Data entries ::

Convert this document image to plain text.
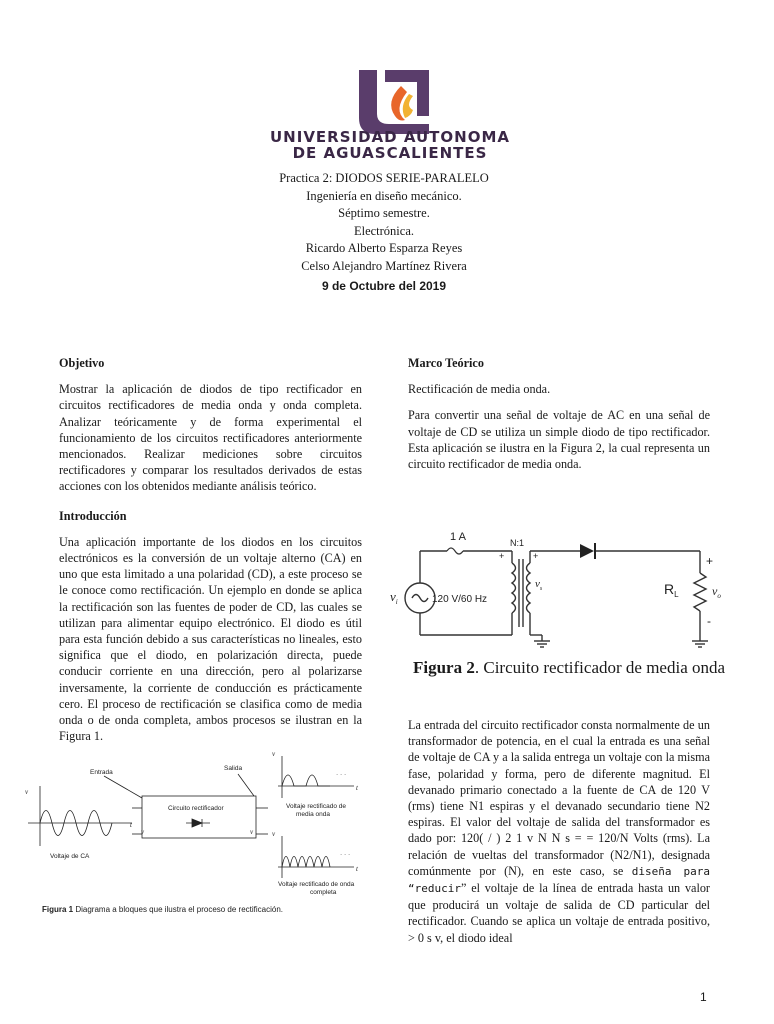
UNIVERSIDAD AUTONOMA
DE AGUASCALIENTES
Practica 2: DIODOS SERIE-PARALELO
Ingeniería en diseño mecánico.
Séptimo semestre.
Electrónica.
Ricardo Alberto Esparza Reyes
Celso Alejandro Martínez Rivera
9 de Octubre del 2019

Objetivo

Mostrar la aplicación de diodos de tipo rectificador en circuitos rectificadores de media onda y onda completa. Analizar teóricamente y de forma experimental el funcionamiento de los circuitos rectificadores anteriormente mencionados. Realizar mediciones sobre circuitos rectificadores y comparar los resultados derivados de estas acciones con los obtenidos mediante análisis teórico.

Introducción

Una aplicación importante de los diodos en los circuitos electrónicos es la conversión de un voltaje alterno (CA) en uno que esta limitado a una polaridad (CD), a este proceso se le conoce como rectificación. Un ejemplo en donde se aplica la rectificación son las fuentes de poder de CD, las cuales se utilizan para alimentar equipo electrónico. El diodo es útil para esta función debido a sus características no lineales, esto significa que el diodo, en polarización directa, puede conducir corriente en una dirección, pero al polarizarse inversamente, la corriente de conducción es prácticamente cero. El proceso de rectificación se clasifica como de media onda o de onda completa, ambos procesos se ilustran en la Figura 1.

Entrada
Salida
Circuito rectificador
Voltaje de CA
Voltaje rectificado de
media onda
Voltaje rectificado de onda
completa
· · ·
· · ·
v
v	v
v
v
t
t
t
Figura 1 Diagrama a bloques que ilustra el proceso de rectificación.

Marco Teórico

Rectificación de media onda.

Para convertir una señal de voltaje de AC en una señal de voltaje de CD se utiliza un simple diodo de tipo rectificador. Esta aplicación se ilustra en la Figura 2, la cual representa un circuito rectificador de media onda.

1 A	N:1
120 V/60 Hz
$R_L$
+	+	+
-
$v_i$
$v_s$	$v_o$
Figura 2. Circuito rectificador de media onda

La entrada del circuito rectificador consta normalmente de un transformador de potencia, en el cual la entrada es una señal de voltaje de CA y a la salida entrega un voltaje con la misma fase, polaridad y forma, pero de diferente magnitud. El devanado primario conectado a la fuente de CA de 120 V (rms) tiene N1 espiras y el devanado secundario tiene N2 espiras. El valor del voltaje de salida del transformador es dado por: 120( / ) 2 1 v N N s = = 120/N Volts (rms). La relación de vueltas del transformador (N2/N1), designada comúnmente por (N), en este caso, se diseña para “reducir” el voltaje de la línea de entrada hasta un valor que producirá un voltaje de salida de CD particular del rectificador. Cuando se aplica un voltaje de entrada positivo, > 0 s v, el diodo ideal

1
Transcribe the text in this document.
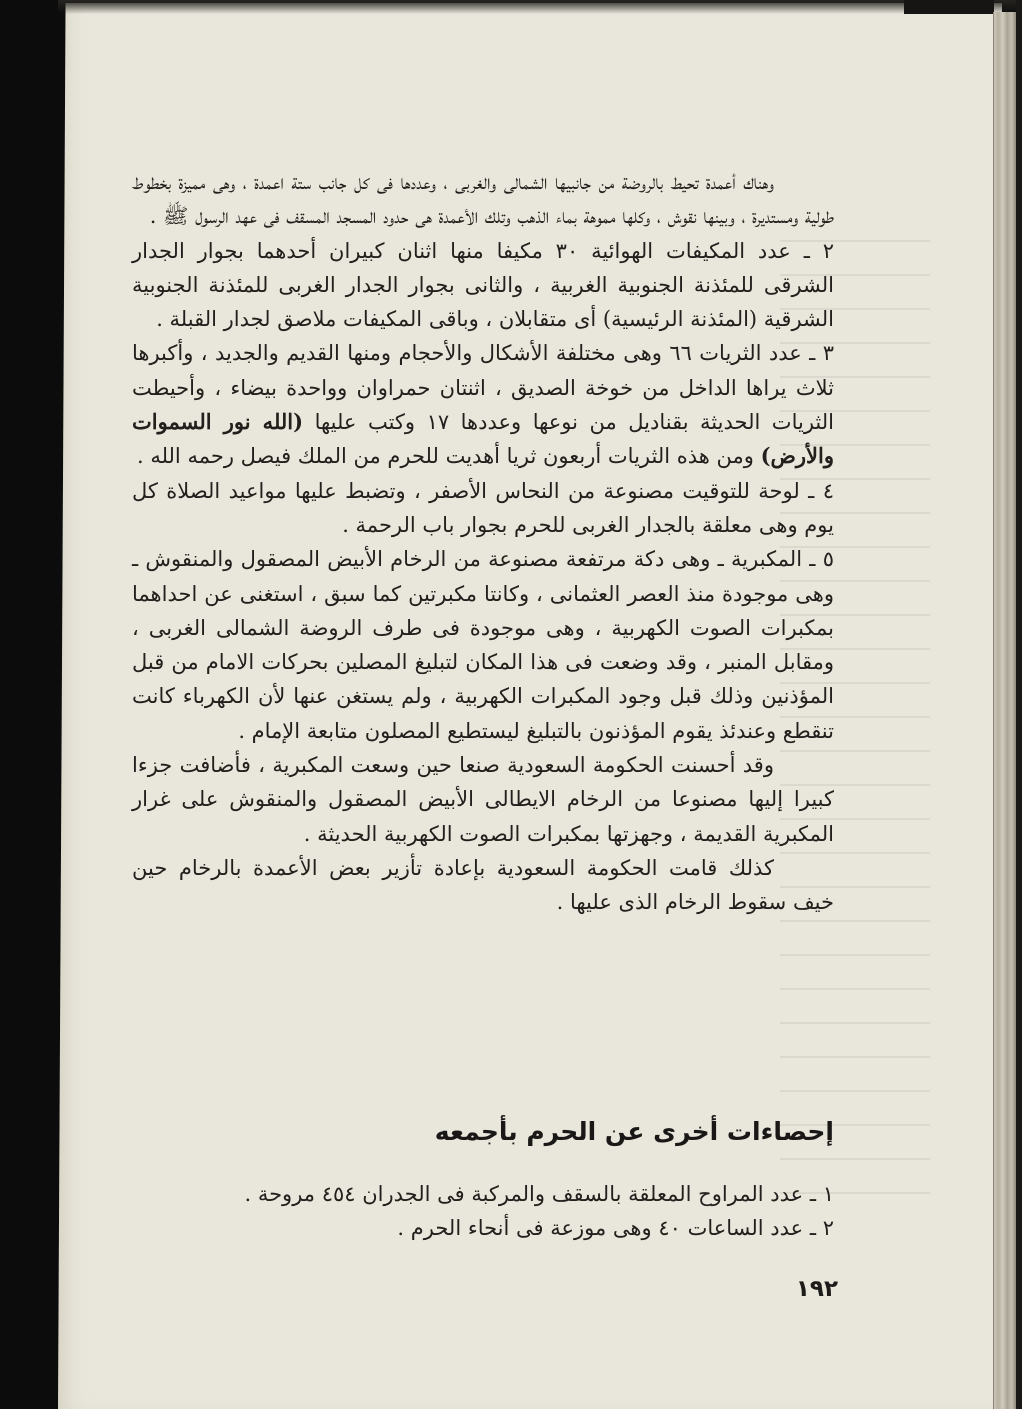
وهناك أعمدة تحيط بالروضة من جانبيها الشمالى والغربى ، وعددها فى كل جانب ستة اعمدة ، وهى مميزة بخطوط طولية ومستديرة ، وبينها نقوش ، وكلها مموهة بماء الذهب وتلك الأعمدة هى حدود المسجد المسقف فى عهد الرسول ﷺ .

٢ ـ عدد المكيفات الهوائية ٣٠ مكيفا منها اثنان كبيران أحدهما بجوار الجدار الشرقى للمئذنة الجنوبية الغربية ، والثانى بجوار الجدار الغربى للمئذنة الجنوبية الشرقية (المئذنة الرئيسية) أى متقابلان ، وباقى المكيفات ملاصق لجدار القبلة .

٣ ـ عدد الثريات ٦٦ وهى مختلفة الأشكال والأحجام ومنها القديم والجديد ، وأكبرها ثلاث يراها الداخل من خوخة الصديق ، اثنتان حمراوان وواحدة بيضاء ، وأحيطت الثريات الحديثة بقناديل من نوعها وعددها ١٧ وكتب عليها (الله نور السموات والأرض) ومن هذه الثريات أربعون ثريا أهديت للحرم من الملك فيصل رحمه الله .

٤ ـ لوحة للتوقيت مصنوعة من النحاس الأصفر ، وتضبط عليها مواعيد الصلاة كل يوم وهى معلقة بالجدار الغربى للحرم بجوار باب الرحمة .

٥ ـ المكبرية ـ وهى دكة مرتفعة مصنوعة من الرخام الأبيض المصقول والمنقوش ـ وهى موجودة منذ العصر العثمانى ، وكانتا مكبرتين كما سبق ، استغنى عن احداهما بمكبرات الصوت الكهربية ، وهى موجودة فى طرف الروضة الشمالى الغربى ، ومقابل المنبر ، وقد وضعت فى هذا المكان لتبليغ المصلين بحركات الامام من قبل المؤذنين وذلك قبل وجود المكبرات الكهربية ، ولم يستغن عنها لأن الكهرباء كانت تنقطع وعندئذ يقوم المؤذنون بالتبليغ ليستطيع المصلون متابعة الإمام .

وقد أحسنت الحكومة السعودية صنعا حين وسعت المكبرية ، فأضافت جزءا كبيرا إليها مصنوعا من الرخام الايطالى الأبيض المصقول والمنقوش على غرار المكبرية القديمة ، وجهزتها بمكبرات الصوت الكهربية الحديثة .

كذلك قامت الحكومة السعودية بإعادة تأزير بعض الأعمدة بالرخام حين خيف سقوط الرخام الذى عليها .

إحصاءات أخرى عن الحرم بأجمعه

١ ـ عدد المراوح المعلقة بالسقف والمركبة فى الجدران ٤٥٤ مروحة .

٢ ـ عدد الساعات ٤٠ وهى موزعة فى أنحاء الحرم .

١٩٢
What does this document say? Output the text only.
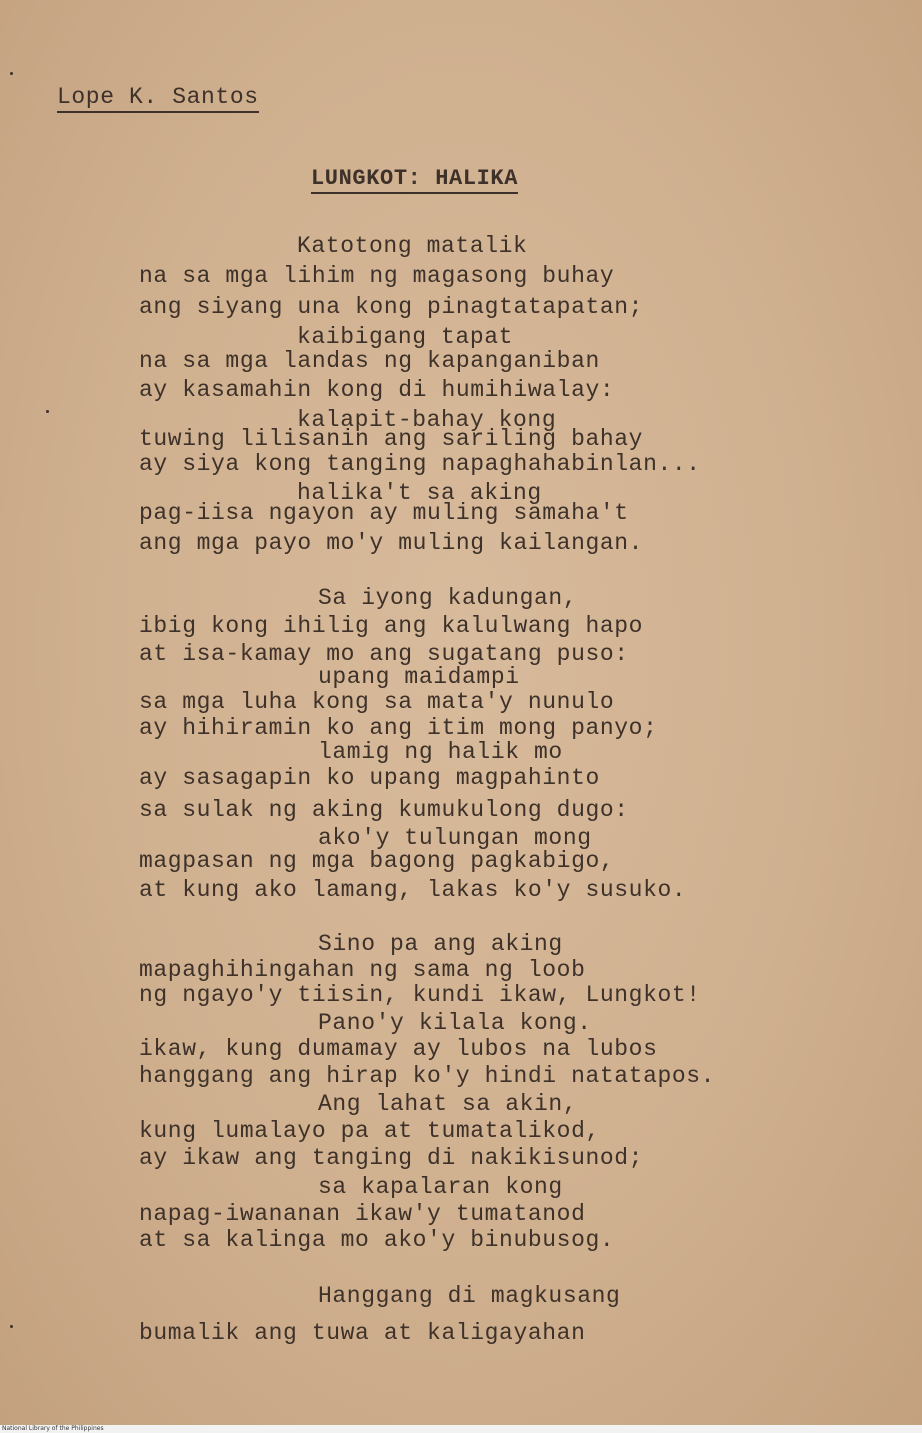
Lope K. Santos
LUNGKOT: HALIKA
Katotong matalik
na sa mga lihim ng magasong buhay
ang siyang una kong pinagtatapatan;
kaibigang tapat
na sa mga landas ng kapanganiban
ay kasamahin kong di humihiwalay:
kalapit-bahay kong
tuwing lilisanin ang sariling bahay
ay siya kong tanging napaghahabinlan...
halika't sa aking
pag-iisa ngayon ay muling samaha't
ang mga payo mo'y muling kailangan.
Sa iyong kadungan,
ibig kong ihilig ang kalulwang hapo
at isa-kamay mo ang sugatang puso:
upang maidampi
sa mga luha kong sa mata'y nunulo
ay hihiramin ko ang itim mong panyo;
lamig ng halik mo
ay sasagapin ko upang magpahinto
sa sulak ng aking kumukulong dugo:
ako'y tulungan mong
magpasan ng mga bagong pagkabigo,
at kung ako lamang, lakas ko'y susuko.
Sino pa ang aking
mapaghihingahan ng sama ng loob
ng ngayo'y tiisin, kundi ikaw, Lungkot!
Pano'y kilala kong.
ikaw, kung dumamay ay lubos na lubos
hanggang ang hirap ko'y hindi natatapos.
Ang lahat sa akin,
kung lumalayo pa at tumatalikod,
ay ikaw ang tanging di nakikisunod;
sa kapalaran kong
napag-iwananan ikaw'y tumatanod
at sa kalinga mo ako'y binubusog.
Hanggang di magkusang
bumalik ang tuwa at kaligayahan
National Library of the Philippines
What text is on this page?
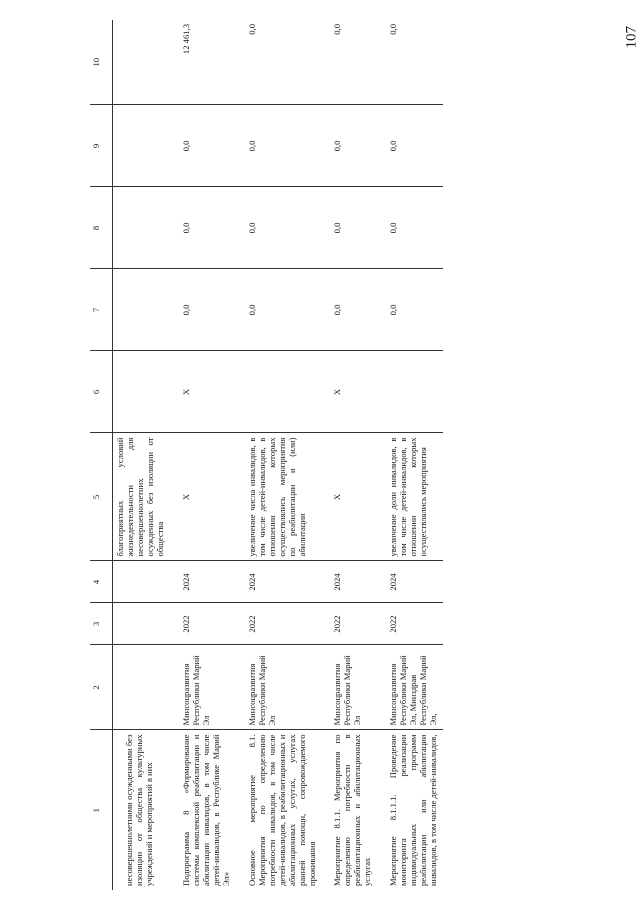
107
1	2	3	4	5	6	7	8	9	10
несовершеннолетними осужденными без изоляции от общества культурных учреждений и мероприятий в них				благоприятных условий жизнедеятельности для несовершеннолетних осужденных без изоляции от общества					
Подпрограмма 8 «Формирование системы комплексной реабилитации и абилитации инвалидов, в том числе детей-инвалидов, в Республике Марий Эл»	Минсоцразвития Республики Марий Эл	2022	2024	Х	Х	0,0	0,0	0,0	12 461,3
Основное мероприятие 8.1. Мероприятия по определению потребности инвалидов, в том числе детей-инвалидов, в реабилитационных и абилитационных услугах, услугах ранней помощи, сопровождаемого проживания	Минсоцразвития Республики Марий Эл	2022	2024	увеличение числа инвалидов, в том числе детей-инвалидов, в отношении которых осуществлялись мероприятия по реабилитации и (или) абилитации		0,0	0,0	0,0	0,0
Мероприятие 8.1.1. Мероприятия по определению потребности в реабилитационных и абилитационных услугах	Минсоцразвития Республики Марий Эл	2022	2024	Х	Х	0,0	0,0	0,0	0,0
Мероприятие 8.1.1.1. Проведение мониторинга реализации индивидуальных программ реабилитации или абилитации инвалидов, в том числе детей-инвалидов,	Минсоцразвития Республики Марий Эл, Минздрав Республики Марий Эл,	2022	2024	увеличение доли инвалидов, в том числе детей-инвалидов, в отношении которых осуществлялись мероприятия		0,0	0,0	0,0	0,0
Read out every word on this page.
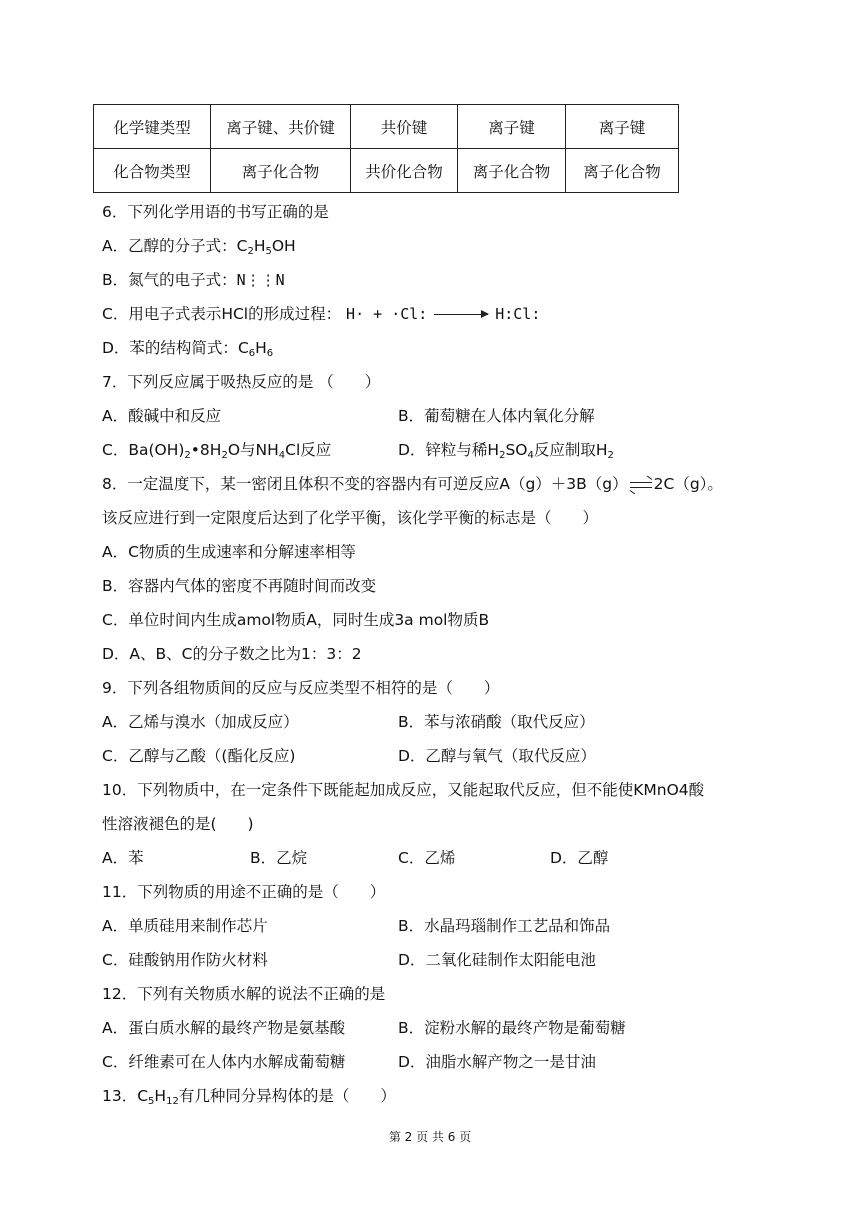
化学键类型	离子键、共价键	共价键	离子键	离子键
化合物类型	离子化合物	共价化合物	离子化合物	离子化合物
6．下列化学用语的书写正确的是
A．乙醇的分子式：$C_2H_5OH$
B．氮气的电子式：N⋮⋮N
C．用电子式表示HCl的形成过程： H· + ·Cl: → H:Cl:
D．苯的结构简式：$C_6H_6$
7．下列反应属于吸热反应的是 （　　）
A．酸碱中和反应	B．葡萄糖在人体内氧化分解
C．$Ba(OH)_2•8H_2O$与$NH_4Cl$反应	D．锌粒与稀$H_2SO_4$反应制取$H_2$
8．一定温度下，某一密闭且体积不变的容器内有可逆反应A（g）＋3B（g） 2C（g）。
该反应进行到一定限度后达到了化学平衡，该化学平衡的标志是（　　）
A．C物质的生成速率和分解速率相等
B．容器内气体的密度不再随时间而改变
C．单位时间内生成amol物质A，同时生成3a mol物质B
D．A、B、C的分子数之比为1：3：2
9．下列各组物质间的反应与反应类型不相符的是（　　）
A．乙烯与溴水（加成反应）	B．苯与浓硝酸（取代反应）
C．乙醇与乙酸（(酯化反应)	D．乙醇与氧气（取代反应）
10．下列物质中，在一定条件下既能起加成反应，又能起取代反应，但不能使KMnO4酸
性溶液褪色的是(　　)
A．苯	B．乙烷	C．乙烯	D．乙醇
11．下列物质的用途不正确的是（　　）
A．单质硅用来制作芯片	B．水晶玛瑙制作工艺品和饰品
C．硅酸钠用作防火材料	D．二氧化硅制作太阳能电池
12．下列有关物质水解的说法不正确的是
A．蛋白质水解的最终产物是氨基酸	B．淀粉水解的最终产物是葡萄糖
C．纤维素可在人体内水解成葡萄糖	D．油脂水解产物之一是甘油
13．$C_5H_{12}$有几种同分异构体的是（　　）
第 2 页 共 6 页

To do :: Go through the records and pull out each line that includes the word "forma".

Task solution ::
Mostrar la aplicación de diodos de tipo rectificador en circuitos rectificadores de media onda y onda completa. Analizar teóricamente y de forma experimental el funcionamiento de los circuitos rectificadores anteriormente mencionados. Realizar mediciones sobre circuitos rectificadores y comparar los resultados derivados de estas acciones con los obtenidos mediante análisis teórico.
La entrada del circuito rectificador consta normalmente de un transformador de potencia, en el cual la entrada es una señal de voltaje de CA y a la salida entrega un voltaje con la misma fase, polaridad y forma, pero de diferente magnitud. El devanado primario conectado a la fuente de CA de 120 V (rms) tiene N1 espiras y el devanado secundario tiene N2 espiras. El valor del voltaje de salida del transformador es dado por: 120( / ) 2 1 v N N s = = 120/N Volts (rms). La relación de vueltas del transformador (N2/N1), designada comúnmente por (N), en este caso, se diseña para “reducir” el voltaje de la línea de entrada hasta un valor que producirá un voltaje de salida de CD particular del rectificador. Cuando se aplica un voltaje de entrada positivo, > 0 s v, el diodo ideal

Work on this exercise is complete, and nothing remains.